::: DATASET CONTENT

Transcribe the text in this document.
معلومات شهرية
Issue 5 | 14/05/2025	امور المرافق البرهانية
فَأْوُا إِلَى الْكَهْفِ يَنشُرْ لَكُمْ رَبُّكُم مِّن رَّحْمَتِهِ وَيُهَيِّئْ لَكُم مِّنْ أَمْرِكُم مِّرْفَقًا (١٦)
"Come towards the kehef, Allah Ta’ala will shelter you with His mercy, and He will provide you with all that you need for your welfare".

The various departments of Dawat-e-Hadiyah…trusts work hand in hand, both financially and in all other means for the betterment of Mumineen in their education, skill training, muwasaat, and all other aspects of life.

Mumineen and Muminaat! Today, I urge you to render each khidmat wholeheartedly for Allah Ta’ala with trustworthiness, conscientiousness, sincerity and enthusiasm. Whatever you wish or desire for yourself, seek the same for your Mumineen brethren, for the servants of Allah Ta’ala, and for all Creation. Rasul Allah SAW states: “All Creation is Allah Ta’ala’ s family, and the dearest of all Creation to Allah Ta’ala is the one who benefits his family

::::::

INSTRUCTIONS FOR THE TASK
Could you reproduce every record above exactly as it appears?

EXERCISE SOLUTION
Transcribe the text in this document.
معلومات شهرية
Issue 5 | 14/05/2025	امور المرافق البرهانية
فَأْوُا إِلَى الْكَهْفِ يَنشُرْ لَكُمْ رَبُّكُم مِّن رَّحْمَتِهِ وَيُهَيِّئْ لَكُم مِّنْ أَمْرِكُم مِّرْفَقًا (١٦)
"Come towards the kehef, Allah Ta’ala will shelter you with His mercy, and He will provide you with all that you need for your welfare".

The various departments of Dawat-e-Hadiyah…trusts work hand in hand, both financially and in all other means for the betterment of Mumineen in their education, skill training, muwasaat, and all other aspects of life.

Mumineen and Muminaat! Today, I urge you to render each khidmat wholeheartedly for Allah Ta’ala with trustworthiness, conscientiousness, sincerity and enthusiasm. Whatever you wish or desire for yourself, seek the same for your Mumineen brethren, for the servants of Allah Ta’ala, and for all Creation. Rasul Allah SAW states: “All Creation is Allah Ta’ala’ s family, and the dearest of all Creation to Allah Ta’ala is the one who benefits his family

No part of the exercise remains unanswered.